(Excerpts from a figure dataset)
..............................

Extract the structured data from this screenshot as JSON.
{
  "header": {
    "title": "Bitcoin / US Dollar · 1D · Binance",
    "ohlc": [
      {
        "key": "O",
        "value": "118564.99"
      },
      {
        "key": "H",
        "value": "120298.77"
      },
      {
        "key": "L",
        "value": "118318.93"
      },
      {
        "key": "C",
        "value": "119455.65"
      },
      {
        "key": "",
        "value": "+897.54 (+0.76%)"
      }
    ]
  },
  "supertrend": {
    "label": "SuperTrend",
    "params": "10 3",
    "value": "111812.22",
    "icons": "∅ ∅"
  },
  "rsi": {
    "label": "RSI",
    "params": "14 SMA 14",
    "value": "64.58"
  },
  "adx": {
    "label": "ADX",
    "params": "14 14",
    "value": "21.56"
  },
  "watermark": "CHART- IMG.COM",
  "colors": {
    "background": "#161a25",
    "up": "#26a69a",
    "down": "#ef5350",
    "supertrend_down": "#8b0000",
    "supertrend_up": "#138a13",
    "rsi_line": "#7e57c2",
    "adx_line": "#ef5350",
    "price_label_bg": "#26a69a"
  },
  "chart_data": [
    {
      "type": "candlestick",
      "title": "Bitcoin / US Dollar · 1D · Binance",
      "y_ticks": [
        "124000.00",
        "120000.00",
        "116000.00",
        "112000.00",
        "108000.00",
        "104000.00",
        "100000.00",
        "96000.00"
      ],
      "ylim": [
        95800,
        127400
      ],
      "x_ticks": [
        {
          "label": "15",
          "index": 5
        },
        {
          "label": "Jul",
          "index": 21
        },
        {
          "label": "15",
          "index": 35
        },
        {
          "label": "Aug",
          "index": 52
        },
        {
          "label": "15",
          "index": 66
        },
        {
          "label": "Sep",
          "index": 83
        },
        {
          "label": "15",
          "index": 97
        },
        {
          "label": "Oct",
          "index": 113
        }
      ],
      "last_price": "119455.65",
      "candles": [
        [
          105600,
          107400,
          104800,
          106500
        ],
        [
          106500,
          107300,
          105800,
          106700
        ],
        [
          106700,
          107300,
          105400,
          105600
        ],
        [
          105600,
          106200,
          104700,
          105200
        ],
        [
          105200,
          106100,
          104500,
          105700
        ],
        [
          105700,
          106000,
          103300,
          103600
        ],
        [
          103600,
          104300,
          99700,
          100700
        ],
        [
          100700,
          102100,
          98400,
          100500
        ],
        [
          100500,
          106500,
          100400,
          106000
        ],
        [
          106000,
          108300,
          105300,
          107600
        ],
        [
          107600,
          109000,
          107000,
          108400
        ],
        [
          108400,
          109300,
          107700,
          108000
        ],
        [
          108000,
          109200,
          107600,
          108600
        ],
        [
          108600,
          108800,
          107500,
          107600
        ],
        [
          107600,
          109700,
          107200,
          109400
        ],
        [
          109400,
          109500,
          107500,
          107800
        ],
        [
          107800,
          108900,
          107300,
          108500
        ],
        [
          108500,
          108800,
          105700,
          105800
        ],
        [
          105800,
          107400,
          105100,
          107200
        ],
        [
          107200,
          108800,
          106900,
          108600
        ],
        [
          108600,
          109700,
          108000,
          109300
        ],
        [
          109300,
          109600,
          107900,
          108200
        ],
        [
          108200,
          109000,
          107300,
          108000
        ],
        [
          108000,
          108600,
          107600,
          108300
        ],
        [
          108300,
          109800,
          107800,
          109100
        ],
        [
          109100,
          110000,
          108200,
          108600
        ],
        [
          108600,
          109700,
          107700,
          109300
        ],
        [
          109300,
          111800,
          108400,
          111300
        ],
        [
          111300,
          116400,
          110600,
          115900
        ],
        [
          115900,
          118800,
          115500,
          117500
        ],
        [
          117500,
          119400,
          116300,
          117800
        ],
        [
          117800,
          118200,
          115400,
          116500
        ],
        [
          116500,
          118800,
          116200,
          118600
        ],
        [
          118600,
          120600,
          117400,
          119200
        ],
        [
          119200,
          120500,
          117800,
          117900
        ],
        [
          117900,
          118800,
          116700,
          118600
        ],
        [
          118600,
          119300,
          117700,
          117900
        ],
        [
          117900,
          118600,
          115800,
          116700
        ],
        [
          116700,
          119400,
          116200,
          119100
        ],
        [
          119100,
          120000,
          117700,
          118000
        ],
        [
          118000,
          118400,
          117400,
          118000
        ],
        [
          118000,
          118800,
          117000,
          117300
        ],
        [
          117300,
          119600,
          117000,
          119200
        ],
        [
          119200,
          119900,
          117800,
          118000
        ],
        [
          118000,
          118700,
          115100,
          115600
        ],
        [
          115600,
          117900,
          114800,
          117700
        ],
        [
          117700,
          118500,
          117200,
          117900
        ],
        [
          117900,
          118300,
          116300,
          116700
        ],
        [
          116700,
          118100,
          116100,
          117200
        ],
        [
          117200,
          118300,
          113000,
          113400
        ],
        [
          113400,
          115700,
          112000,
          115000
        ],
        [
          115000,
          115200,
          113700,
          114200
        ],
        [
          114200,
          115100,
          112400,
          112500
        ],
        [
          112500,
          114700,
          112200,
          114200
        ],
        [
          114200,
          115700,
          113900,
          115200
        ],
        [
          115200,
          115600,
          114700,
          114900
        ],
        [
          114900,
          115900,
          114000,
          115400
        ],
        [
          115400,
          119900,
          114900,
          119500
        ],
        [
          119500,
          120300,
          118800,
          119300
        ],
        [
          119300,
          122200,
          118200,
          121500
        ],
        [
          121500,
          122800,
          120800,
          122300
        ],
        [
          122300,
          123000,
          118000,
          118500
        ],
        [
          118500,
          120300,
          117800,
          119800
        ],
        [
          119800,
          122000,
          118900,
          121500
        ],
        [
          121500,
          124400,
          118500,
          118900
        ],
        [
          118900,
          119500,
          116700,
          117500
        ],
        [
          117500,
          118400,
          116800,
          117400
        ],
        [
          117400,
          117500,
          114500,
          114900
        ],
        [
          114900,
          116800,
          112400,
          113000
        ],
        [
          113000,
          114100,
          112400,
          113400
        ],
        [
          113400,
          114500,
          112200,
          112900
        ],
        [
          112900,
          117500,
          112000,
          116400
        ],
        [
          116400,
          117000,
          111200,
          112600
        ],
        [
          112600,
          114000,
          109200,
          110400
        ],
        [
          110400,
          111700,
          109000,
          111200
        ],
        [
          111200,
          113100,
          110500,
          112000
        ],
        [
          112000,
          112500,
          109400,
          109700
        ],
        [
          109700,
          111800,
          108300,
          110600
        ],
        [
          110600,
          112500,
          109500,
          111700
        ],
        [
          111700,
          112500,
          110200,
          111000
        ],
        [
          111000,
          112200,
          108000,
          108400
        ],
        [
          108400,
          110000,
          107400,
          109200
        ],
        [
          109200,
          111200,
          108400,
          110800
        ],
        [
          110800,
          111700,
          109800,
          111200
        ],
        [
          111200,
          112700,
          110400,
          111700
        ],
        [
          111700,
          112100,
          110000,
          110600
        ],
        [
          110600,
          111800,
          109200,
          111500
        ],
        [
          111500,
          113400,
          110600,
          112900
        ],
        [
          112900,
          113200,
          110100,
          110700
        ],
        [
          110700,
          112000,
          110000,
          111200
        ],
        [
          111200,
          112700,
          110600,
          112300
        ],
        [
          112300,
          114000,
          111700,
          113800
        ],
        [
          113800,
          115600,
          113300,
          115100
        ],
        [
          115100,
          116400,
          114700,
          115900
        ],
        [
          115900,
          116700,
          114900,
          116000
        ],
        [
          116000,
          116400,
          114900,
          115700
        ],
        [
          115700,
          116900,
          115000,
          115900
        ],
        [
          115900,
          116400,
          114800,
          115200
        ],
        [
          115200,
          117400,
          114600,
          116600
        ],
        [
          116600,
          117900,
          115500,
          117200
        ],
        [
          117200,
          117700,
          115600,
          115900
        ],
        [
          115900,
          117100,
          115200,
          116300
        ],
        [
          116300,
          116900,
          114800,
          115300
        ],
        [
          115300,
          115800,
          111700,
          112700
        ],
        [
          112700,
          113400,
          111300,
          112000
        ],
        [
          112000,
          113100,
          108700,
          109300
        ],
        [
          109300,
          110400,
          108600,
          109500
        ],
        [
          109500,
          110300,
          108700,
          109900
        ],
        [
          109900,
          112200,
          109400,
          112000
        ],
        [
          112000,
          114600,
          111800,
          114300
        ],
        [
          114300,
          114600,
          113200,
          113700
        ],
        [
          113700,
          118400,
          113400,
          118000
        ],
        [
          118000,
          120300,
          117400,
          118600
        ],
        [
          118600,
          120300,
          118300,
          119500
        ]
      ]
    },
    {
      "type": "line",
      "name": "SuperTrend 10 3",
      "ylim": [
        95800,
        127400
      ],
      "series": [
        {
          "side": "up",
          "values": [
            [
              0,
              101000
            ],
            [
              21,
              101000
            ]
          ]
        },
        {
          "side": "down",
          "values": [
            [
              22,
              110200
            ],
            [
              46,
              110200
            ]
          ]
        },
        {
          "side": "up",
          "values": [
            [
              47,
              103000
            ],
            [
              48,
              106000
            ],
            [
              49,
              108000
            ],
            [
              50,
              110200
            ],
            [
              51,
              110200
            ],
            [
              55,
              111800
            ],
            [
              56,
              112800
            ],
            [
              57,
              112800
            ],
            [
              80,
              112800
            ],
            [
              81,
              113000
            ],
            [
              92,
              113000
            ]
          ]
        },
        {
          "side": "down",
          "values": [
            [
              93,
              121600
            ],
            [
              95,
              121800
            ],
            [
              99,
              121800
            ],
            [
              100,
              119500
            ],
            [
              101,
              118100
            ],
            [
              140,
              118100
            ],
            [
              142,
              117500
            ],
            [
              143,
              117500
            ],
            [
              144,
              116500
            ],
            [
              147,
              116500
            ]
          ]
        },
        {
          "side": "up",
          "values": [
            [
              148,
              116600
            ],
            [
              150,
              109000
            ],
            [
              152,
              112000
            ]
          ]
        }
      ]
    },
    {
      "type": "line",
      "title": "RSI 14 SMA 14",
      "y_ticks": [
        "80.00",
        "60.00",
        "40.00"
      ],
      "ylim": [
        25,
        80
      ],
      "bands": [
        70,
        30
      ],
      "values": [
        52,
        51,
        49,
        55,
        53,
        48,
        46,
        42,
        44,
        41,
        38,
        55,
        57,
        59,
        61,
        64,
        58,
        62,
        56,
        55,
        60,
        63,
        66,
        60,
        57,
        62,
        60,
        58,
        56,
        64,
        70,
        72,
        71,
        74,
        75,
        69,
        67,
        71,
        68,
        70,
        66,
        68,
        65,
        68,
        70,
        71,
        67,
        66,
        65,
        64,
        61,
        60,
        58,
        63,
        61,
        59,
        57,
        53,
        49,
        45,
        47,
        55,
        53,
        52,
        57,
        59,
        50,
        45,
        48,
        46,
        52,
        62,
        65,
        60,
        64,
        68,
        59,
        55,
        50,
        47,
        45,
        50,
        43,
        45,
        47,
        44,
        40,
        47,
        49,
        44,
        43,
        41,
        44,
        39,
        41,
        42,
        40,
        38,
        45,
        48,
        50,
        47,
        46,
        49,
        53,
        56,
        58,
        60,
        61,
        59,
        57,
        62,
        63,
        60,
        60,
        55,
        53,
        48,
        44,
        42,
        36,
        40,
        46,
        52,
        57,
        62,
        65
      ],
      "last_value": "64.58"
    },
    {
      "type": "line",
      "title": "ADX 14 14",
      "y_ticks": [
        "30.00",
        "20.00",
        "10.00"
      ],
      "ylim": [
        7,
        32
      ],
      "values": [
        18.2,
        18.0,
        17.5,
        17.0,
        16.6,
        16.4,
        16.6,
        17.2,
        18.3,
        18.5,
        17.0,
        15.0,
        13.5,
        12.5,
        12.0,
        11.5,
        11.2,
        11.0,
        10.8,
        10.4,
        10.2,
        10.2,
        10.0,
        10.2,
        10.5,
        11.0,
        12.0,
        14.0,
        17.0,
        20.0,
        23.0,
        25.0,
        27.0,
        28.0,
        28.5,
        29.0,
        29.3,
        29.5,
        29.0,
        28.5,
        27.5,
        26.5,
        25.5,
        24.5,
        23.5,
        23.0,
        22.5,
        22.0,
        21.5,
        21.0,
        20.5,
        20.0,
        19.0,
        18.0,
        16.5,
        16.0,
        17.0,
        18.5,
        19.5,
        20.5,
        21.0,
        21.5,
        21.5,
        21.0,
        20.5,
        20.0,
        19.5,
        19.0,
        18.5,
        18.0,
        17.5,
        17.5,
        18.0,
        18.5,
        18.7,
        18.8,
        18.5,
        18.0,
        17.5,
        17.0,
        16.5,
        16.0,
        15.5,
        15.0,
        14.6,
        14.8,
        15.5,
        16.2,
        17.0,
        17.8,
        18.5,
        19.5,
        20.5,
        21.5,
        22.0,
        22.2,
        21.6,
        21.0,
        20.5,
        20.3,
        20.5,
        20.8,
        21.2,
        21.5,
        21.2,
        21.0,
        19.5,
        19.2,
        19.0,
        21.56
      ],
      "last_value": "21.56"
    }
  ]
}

..............................

**Problem details:**
From the entries above, list each line with "Dollar" in it.

**Task output:**
    "title": "Bitcoin / US Dollar · 1D · Binance",
      "title": "Bitcoin / US Dollar · 1D · Binance",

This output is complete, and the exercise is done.